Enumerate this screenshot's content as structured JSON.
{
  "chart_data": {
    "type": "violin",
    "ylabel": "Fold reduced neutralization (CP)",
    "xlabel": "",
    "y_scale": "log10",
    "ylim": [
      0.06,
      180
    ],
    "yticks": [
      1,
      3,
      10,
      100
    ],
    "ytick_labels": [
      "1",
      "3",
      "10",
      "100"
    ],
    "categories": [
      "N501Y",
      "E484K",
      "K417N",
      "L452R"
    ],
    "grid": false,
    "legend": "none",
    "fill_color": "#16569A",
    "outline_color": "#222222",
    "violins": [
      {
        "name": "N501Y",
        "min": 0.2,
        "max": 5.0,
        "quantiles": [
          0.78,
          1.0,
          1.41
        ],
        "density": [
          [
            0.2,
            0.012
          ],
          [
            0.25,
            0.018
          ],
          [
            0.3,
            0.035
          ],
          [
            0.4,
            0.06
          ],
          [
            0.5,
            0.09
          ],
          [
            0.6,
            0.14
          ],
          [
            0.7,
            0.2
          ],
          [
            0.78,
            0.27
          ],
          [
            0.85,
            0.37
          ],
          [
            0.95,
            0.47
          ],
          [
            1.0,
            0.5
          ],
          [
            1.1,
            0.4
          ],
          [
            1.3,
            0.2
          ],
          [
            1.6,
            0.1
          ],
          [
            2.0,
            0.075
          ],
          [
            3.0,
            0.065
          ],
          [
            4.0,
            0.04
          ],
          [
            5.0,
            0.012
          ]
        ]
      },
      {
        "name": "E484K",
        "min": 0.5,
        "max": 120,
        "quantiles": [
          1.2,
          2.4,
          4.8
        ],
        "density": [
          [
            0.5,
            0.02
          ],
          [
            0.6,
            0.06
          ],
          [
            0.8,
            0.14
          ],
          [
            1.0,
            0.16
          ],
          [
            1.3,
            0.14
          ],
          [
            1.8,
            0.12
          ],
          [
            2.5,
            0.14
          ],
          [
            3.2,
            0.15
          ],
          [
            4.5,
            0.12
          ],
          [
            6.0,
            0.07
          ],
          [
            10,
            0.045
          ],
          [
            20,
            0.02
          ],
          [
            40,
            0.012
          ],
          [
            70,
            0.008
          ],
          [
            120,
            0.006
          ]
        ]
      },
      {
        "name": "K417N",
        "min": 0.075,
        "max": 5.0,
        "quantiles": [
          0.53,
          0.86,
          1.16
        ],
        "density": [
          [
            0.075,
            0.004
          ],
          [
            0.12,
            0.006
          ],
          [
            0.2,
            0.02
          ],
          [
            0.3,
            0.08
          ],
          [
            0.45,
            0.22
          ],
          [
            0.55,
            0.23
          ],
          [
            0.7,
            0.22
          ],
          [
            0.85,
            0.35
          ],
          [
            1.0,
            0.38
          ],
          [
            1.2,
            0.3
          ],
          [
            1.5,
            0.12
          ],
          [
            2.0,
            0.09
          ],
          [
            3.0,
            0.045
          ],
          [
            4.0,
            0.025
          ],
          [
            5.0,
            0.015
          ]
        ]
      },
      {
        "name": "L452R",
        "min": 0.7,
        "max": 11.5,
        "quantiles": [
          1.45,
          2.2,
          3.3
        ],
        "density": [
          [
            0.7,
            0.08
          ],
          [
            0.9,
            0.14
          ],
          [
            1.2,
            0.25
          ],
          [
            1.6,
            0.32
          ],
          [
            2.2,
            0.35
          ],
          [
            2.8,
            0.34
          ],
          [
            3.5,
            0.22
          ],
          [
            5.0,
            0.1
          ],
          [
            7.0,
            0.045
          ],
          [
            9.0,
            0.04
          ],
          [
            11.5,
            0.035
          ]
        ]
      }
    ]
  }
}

-----

[TASK STATEMENT]:
Extract the data in full. Keep it word for word.

[THE SOLUTION]:
Enumerate this screenshot's content as structured JSON.
{
  "chart_data": {
    "type": "violin",
    "ylabel": "Fold reduced neutralization (CP)",
    "xlabel": "",
    "y_scale": "log10",
    "ylim": [
      0.06,
      180
    ],
    "yticks": [
      1,
      3,
      10,
      100
    ],
    "ytick_labels": [
      "1",
      "3",
      "10",
      "100"
    ],
    "categories": [
      "N501Y",
      "E484K",
      "K417N",
      "L452R"
    ],
    "grid": false,
    "legend": "none",
    "fill_color": "#16569A",
    "outline_color": "#222222",
    "violins": [
      {
        "name": "N501Y",
        "min": 0.2,
        "max": 5.0,
        "quantiles": [
          0.78,
          1.0,
          1.41
        ],
        "density": [
          [
            0.2,
            0.012
          ],
          [
            0.25,
            0.018
          ],
          [
            0.3,
            0.035
          ],
          [
            0.4,
            0.06
          ],
          [
            0.5,
            0.09
          ],
          [
            0.6,
            0.14
          ],
          [
            0.7,
            0.2
          ],
          [
            0.78,
            0.27
          ],
          [
            0.85,
            0.37
          ],
          [
            0.95,
            0.47
          ],
          [
            1.0,
            0.5
          ],
          [
            1.1,
            0.4
          ],
          [
            1.3,
            0.2
          ],
          [
            1.6,
            0.1
          ],
          [
            2.0,
            0.075
          ],
          [
            3.0,
            0.065
          ],
          [
            4.0,
            0.04
          ],
          [
            5.0,
            0.012
          ]
        ]
      },
      {
        "name": "E484K",
        "min": 0.5,
        "max": 120,
        "quantiles": [
          1.2,
          2.4,
          4.8
        ],
        "density": [
          [
            0.5,
            0.02
          ],
          [
            0.6,
            0.06
          ],
          [
            0.8,
            0.14
          ],
          [
            1.0,
            0.16
          ],
          [
            1.3,
            0.14
          ],
          [
            1.8,
            0.12
          ],
          [
            2.5,
            0.14
          ],
          [
            3.2,
            0.15
          ],
          [
            4.5,
            0.12
          ],
          [
            6.0,
            0.07
          ],
          [
            10,
            0.045
          ],
          [
            20,
            0.02
          ],
          [
            40,
            0.012
          ],
          [
            70,
            0.008
          ],
          [
            120,
            0.006
          ]
        ]
      },
      {
        "name": "K417N",
        "min": 0.075,
        "max": 5.0,
        "quantiles": [
          0.53,
          0.86,
          1.16
        ],
        "density": [
          [
            0.075,
            0.004
          ],
          [
            0.12,
            0.006
          ],
          [
            0.2,
            0.02
          ],
          [
            0.3,
            0.08
          ],
          [
            0.45,
            0.22
          ],
          [
            0.55,
            0.23
          ],
          [
            0.7,
            0.22
          ],
          [
            0.85,
            0.35
          ],
          [
            1.0,
            0.38
          ],
          [
            1.2,
            0.3
          ],
          [
            1.5,
            0.12
          ],
          [
            2.0,
            0.09
          ],
          [
            3.0,
            0.045
          ],
          [
            4.0,
            0.025
          ],
          [
            5.0,
            0.015
          ]
        ]
      },
      {
        "name": "L452R",
        "min": 0.7,
        "max": 11.5,
        "quantiles": [
          1.45,
          2.2,
          3.3
        ],
        "density": [
          [
            0.7,
            0.08
          ],
          [
            0.9,
            0.14
          ],
          [
            1.2,
            0.25
          ],
          [
            1.6,
            0.32
          ],
          [
            2.2,
            0.35
          ],
          [
            2.8,
            0.34
          ],
          [
            3.5,
            0.22
          ],
          [
            5.0,
            0.1
          ],
          [
            7.0,
            0.045
          ],
          [
            9.0,
            0.04
          ],
          [
            11.5,
            0.035
          ]
        ]
      }
    ]
  }
}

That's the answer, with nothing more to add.